Working data:
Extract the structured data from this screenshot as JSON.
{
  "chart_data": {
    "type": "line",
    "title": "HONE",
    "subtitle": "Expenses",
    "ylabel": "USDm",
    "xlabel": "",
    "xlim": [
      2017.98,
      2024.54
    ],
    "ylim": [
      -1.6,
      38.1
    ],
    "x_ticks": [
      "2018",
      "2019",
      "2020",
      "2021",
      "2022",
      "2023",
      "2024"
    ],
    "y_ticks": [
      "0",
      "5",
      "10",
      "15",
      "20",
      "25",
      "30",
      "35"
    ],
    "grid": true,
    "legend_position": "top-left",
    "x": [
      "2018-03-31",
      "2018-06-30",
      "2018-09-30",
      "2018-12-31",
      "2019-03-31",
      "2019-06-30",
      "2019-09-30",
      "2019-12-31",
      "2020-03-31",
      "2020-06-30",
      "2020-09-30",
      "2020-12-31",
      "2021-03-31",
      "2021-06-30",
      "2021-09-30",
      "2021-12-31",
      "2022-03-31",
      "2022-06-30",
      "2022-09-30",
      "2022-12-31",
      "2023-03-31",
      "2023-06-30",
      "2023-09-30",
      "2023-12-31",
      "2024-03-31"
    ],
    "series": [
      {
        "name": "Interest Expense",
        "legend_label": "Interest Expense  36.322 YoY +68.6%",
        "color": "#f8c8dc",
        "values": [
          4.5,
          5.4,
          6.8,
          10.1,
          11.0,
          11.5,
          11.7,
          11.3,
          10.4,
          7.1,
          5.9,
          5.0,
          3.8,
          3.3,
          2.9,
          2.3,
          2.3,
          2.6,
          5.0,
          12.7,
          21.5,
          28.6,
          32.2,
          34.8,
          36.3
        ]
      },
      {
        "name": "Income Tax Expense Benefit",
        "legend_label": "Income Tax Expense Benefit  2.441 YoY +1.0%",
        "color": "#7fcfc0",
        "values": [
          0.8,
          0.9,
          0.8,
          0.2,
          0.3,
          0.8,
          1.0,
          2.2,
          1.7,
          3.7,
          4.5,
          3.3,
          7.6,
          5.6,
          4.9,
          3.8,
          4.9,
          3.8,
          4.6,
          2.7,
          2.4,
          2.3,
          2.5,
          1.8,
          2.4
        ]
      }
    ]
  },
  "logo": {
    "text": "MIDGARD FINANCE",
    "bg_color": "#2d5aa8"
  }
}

Prompt: Reproduce the whole listing word for word.

Task result:
Extract the structured data from this screenshot as JSON.
{
  "chart_data": {
    "type": "line",
    "title": "HONE",
    "subtitle": "Expenses",
    "ylabel": "USDm",
    "xlabel": "",
    "xlim": [
      2017.98,
      2024.54
    ],
    "ylim": [
      -1.6,
      38.1
    ],
    "x_ticks": [
      "2018",
      "2019",
      "2020",
      "2021",
      "2022",
      "2023",
      "2024"
    ],
    "y_ticks": [
      "0",
      "5",
      "10",
      "15",
      "20",
      "25",
      "30",
      "35"
    ],
    "grid": true,
    "legend_position": "top-left",
    "x": [
      "2018-03-31",
      "2018-06-30",
      "2018-09-30",
      "2018-12-31",
      "2019-03-31",
      "2019-06-30",
      "2019-09-30",
      "2019-12-31",
      "2020-03-31",
      "2020-06-30",
      "2020-09-30",
      "2020-12-31",
      "2021-03-31",
      "2021-06-30",
      "2021-09-30",
      "2021-12-31",
      "2022-03-31",
      "2022-06-30",
      "2022-09-30",
      "2022-12-31",
      "2023-03-31",
      "2023-06-30",
      "2023-09-30",
      "2023-12-31",
      "2024-03-31"
    ],
    "series": [
      {
        "name": "Interest Expense",
        "legend_label": "Interest Expense  36.322 YoY +68.6%",
        "color": "#f8c8dc",
        "values": [
          4.5,
          5.4,
          6.8,
          10.1,
          11.0,
          11.5,
          11.7,
          11.3,
          10.4,
          7.1,
          5.9,
          5.0,
          3.8,
          3.3,
          2.9,
          2.3,
          2.3,
          2.6,
          5.0,
          12.7,
          21.5,
          28.6,
          32.2,
          34.8,
          36.3
        ]
      },
      {
        "name": "Income Tax Expense Benefit",
        "legend_label": "Income Tax Expense Benefit  2.441 YoY +1.0%",
        "color": "#7fcfc0",
        "values": [
          0.8,
          0.9,
          0.8,
          0.2,
          0.3,
          0.8,
          1.0,
          2.2,
          1.7,
          3.7,
          4.5,
          3.3,
          7.6,
          5.6,
          4.9,
          3.8,
          4.9,
          3.8,
          4.6,
          2.7,
          2.4,
          2.3,
          2.5,
          1.8,
          2.4
        ]
      }
    ]
  },
  "logo": {
    "text": "MIDGARD FINANCE",
    "bg_color": "#2d5aa8"
  }
}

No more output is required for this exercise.